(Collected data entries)
--- --- ---
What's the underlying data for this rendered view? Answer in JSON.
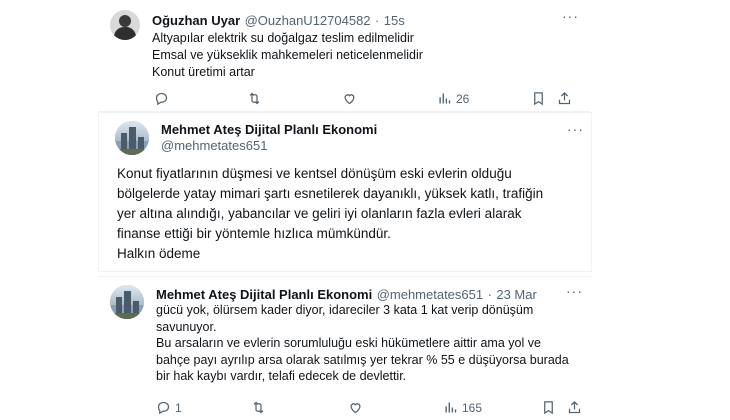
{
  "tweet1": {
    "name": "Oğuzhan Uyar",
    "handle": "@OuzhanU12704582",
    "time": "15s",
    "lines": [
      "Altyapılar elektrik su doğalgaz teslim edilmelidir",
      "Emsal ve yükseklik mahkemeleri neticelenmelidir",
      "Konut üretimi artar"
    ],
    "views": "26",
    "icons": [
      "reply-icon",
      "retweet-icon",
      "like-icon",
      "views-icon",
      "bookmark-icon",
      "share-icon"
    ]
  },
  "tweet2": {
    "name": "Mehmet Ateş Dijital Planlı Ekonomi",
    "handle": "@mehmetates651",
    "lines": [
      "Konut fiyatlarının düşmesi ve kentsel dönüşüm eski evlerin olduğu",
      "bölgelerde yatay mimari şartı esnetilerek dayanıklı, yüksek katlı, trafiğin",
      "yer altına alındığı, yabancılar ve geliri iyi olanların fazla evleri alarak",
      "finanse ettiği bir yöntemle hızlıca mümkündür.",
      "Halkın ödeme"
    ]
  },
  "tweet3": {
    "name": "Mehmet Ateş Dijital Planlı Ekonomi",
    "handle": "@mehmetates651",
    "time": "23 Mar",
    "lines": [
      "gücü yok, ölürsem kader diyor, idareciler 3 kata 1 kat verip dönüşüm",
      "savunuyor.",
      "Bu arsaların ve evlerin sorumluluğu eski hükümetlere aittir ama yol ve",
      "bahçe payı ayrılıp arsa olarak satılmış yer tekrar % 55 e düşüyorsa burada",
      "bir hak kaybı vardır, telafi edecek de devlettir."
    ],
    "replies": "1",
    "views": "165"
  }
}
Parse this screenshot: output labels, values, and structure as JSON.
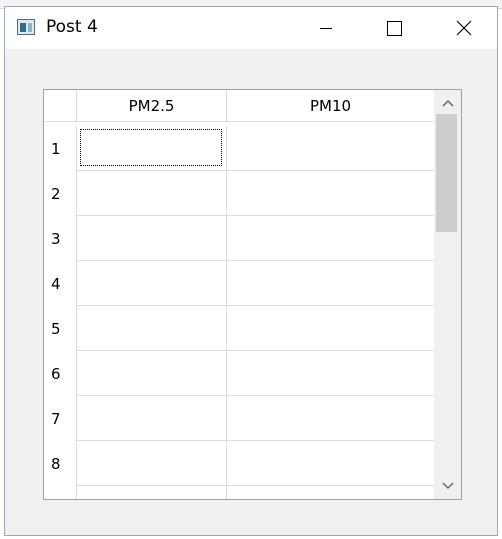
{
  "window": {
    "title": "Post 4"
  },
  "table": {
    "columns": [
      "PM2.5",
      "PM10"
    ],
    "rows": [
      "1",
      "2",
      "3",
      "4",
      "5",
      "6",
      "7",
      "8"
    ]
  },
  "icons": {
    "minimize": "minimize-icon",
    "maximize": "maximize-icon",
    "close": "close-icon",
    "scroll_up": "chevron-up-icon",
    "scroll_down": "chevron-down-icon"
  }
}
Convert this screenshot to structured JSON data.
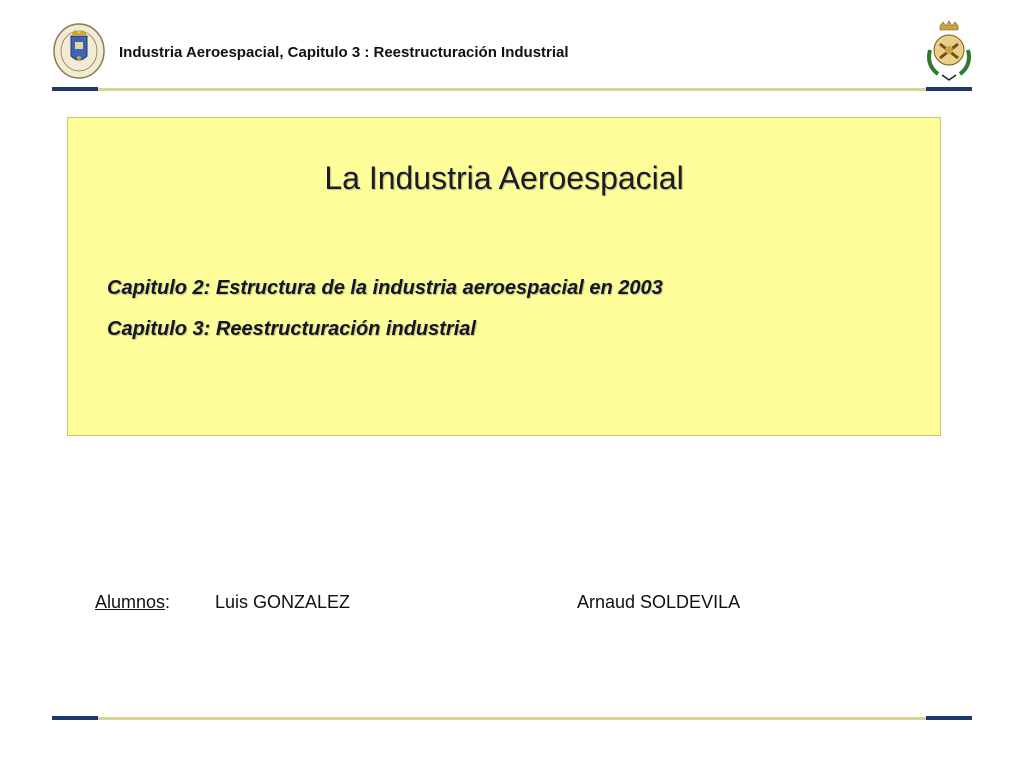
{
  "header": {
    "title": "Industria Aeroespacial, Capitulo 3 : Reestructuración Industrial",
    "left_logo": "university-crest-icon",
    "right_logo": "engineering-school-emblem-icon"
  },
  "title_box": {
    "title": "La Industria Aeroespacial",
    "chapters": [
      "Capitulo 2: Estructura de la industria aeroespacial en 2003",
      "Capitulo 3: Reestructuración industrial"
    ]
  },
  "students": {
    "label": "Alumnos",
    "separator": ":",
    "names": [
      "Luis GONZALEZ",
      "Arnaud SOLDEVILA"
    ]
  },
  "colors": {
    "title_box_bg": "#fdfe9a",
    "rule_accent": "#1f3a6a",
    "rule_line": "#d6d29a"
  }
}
--- --- ---
§ **OBJECTIVE**
Can the entries above be repeated exactly, without their pictures?

§ **EXERCISE RESPONSE**
What's the underlying data for this rendered view? Answer in JSON.
{
  "tweet1": {
    "name": "Oğuzhan Uyar",
    "handle": "@OuzhanU12704582",
    "time": "15s",
    "lines": [
      "Altyapılar elektrik su doğalgaz teslim edilmelidir",
      "Emsal ve yükseklik mahkemeleri neticelenmelidir",
      "Konut üretimi artar"
    ],
    "views": "26",
    "icons": [
      "reply-icon",
      "retweet-icon",
      "like-icon",
      "views-icon",
      "bookmark-icon",
      "share-icon"
    ]
  },
  "tweet2": {
    "name": "Mehmet Ateş Dijital Planlı Ekonomi",
    "handle": "@mehmetates651",
    "lines": [
      "Konut fiyatlarının düşmesi ve kentsel dönüşüm eski evlerin olduğu",
      "bölgelerde yatay mimari şartı esnetilerek dayanıklı, yüksek katlı, trafiğin",
      "yer altına alındığı, yabancılar ve geliri iyi olanların fazla evleri alarak",
      "finanse ettiği bir yöntemle hızlıca mümkündür.",
      "Halkın ödeme"
    ]
  },
  "tweet3": {
    "name": "Mehmet Ateş Dijital Planlı Ekonomi",
    "handle": "@mehmetates651",
    "time": "23 Mar",
    "lines": [
      "gücü yok, ölürsem kader diyor, idareciler 3 kata 1 kat verip dönüşüm",
      "savunuyor.",
      "Bu arsaların ve evlerin sorumluluğu eski hükümetlere aittir ama yol ve",
      "bahçe payı ayrılıp arsa olarak satılmış yer tekrar % 55 e düşüyorsa burada",
      "bir hak kaybı vardır, telafi edecek de devlettir."
    ],
    "replies": "1",
    "views": "165"
  }
}
Parse this screenshot: output labels, values, and structure as JSON.
{
  "window": {
    "title": "Post 4"
  },
  "table": {
    "columns": [
      "PM2.5",
      "PM10"
    ],
    "rows": [
      "1",
      "2",
      "3",
      "4",
      "5",
      "6",
      "7",
      "8"
    ]
  },
  "icons": {
    "minimize": "minimize-icon",
    "maximize": "maximize-icon",
    "close": "close-icon",
    "scroll_up": "chevron-up-icon",
    "scroll_down": "chevron-down-icon"
  }
}
Convert this screenshot to structured JSON data.
{
  "header": {
    "title": "Industria Aeroespacial, Capitulo 3 : Reestructuración Industrial",
    "left_logo": "university-crest-icon",
    "right_logo": "engineering-school-emblem-icon"
  },
  "title_box": {
    "title": "La Industria Aeroespacial",
    "chapters": [
      "Capitulo 2: Estructura de la industria aeroespacial en 2003",
      "Capitulo 3: Reestructuración industrial"
    ]
  },
  "students": {
    "label": "Alumnos",
    "separator": ":",
    "names": [
      "Luis GONZALEZ",
      "Arnaud SOLDEVILA"
    ]
  },
  "colors": {
    "title_box_bg": "#fdfe9a",
    "rule_accent": "#1f3a6a",
    "rule_line": "#d6d29a"
  }
}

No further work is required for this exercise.